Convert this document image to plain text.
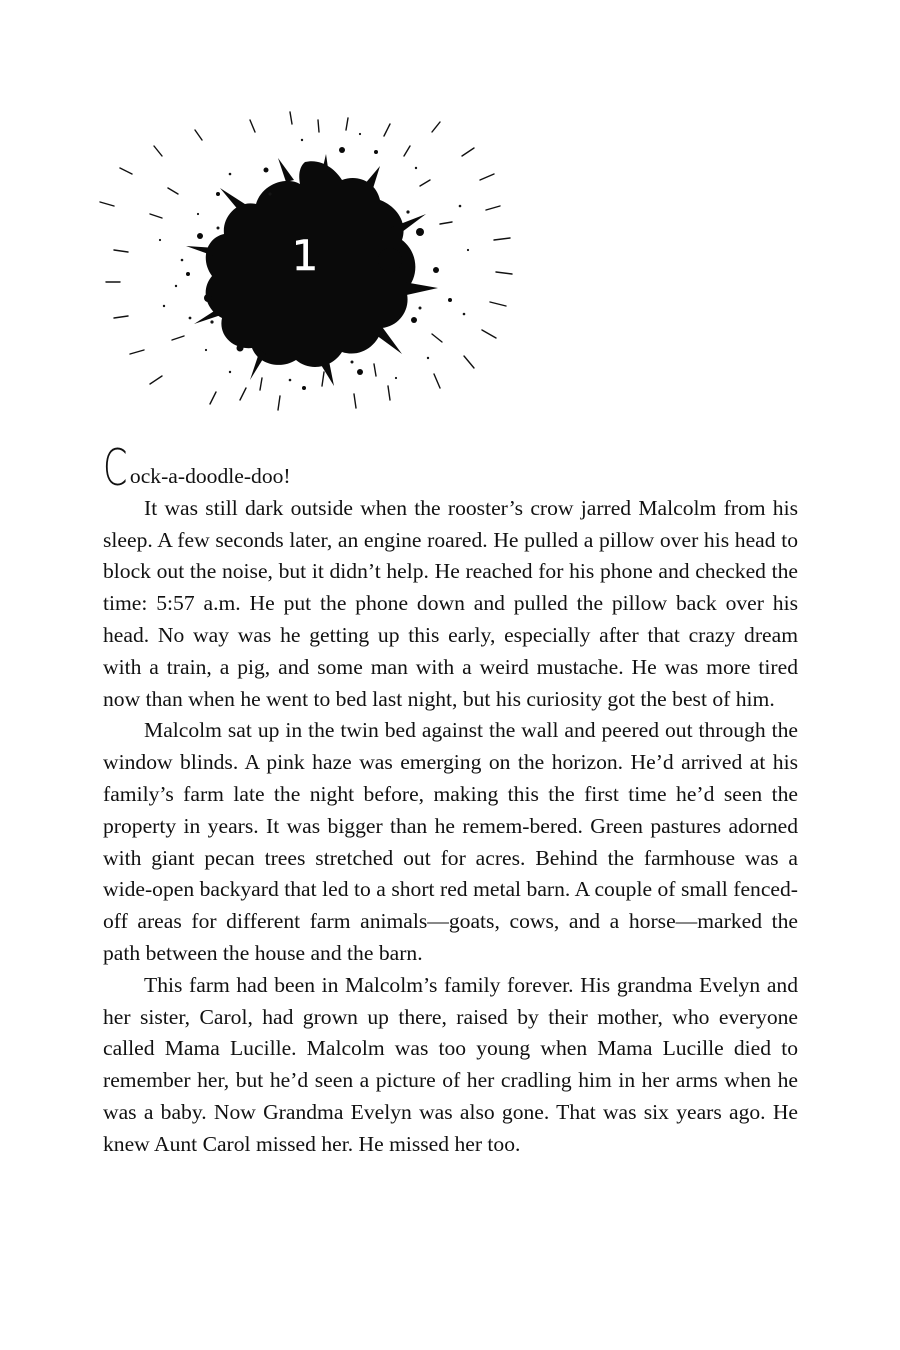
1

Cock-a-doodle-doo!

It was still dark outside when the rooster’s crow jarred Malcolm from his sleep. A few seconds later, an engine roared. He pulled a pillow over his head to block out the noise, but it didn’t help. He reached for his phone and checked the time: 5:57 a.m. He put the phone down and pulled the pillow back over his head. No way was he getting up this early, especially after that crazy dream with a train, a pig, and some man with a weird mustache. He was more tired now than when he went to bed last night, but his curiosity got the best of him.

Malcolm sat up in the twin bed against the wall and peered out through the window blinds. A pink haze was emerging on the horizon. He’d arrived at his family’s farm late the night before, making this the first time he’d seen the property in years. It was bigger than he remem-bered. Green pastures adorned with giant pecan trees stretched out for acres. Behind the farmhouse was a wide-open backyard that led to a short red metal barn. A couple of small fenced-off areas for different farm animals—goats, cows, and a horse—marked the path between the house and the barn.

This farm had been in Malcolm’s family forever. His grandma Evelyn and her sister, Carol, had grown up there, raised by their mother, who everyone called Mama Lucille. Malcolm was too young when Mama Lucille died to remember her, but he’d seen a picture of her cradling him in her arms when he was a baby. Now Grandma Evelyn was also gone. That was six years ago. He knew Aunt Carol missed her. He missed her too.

━━━━

Every entry must be transcribed exactly. Pictures do not belong in the copy.

Convert this document image to plain text.
1

Cock-a-doodle-doo!

It was still dark outside when the rooster’s crow jarred Malcolm from his sleep. A few seconds later, an engine roared. He pulled a pillow over his head to block out the noise, but it didn’t help. He reached for his phone and checked the time: 5:57 a.m. He put the phone down and pulled the pillow back over his head. No way was he getting up this early, especially after that crazy dream with a train, a pig, and some man with a weird mustache. He was more tired now than when he went to bed last night, but his curiosity got the best of him.

Malcolm sat up in the twin bed against the wall and peered out through the window blinds. A pink haze was emerging on the horizon. He’d arrived at his family’s farm late the night before, making this the first time he’d seen the property in years. It was bigger than he remem-bered. Green pastures adorned with giant pecan trees stretched out for acres. Behind the farmhouse was a wide-open backyard that led to a short red metal barn. A couple of small fenced-off areas for different farm animals—goats, cows, and a horse—marked the path between the house and the barn.

This farm had been in Malcolm’s family forever. His grandma Evelyn and her sister, Carol, had grown up there, raised by their mother, who everyone called Mama Lucille. Malcolm was too young when Mama Lucille died to remember her, but he’d seen a picture of her cradling him in her arms when he was a baby. Now Grandma Evelyn was also gone. That was six years ago. He knew Aunt Carol missed her. He missed her too.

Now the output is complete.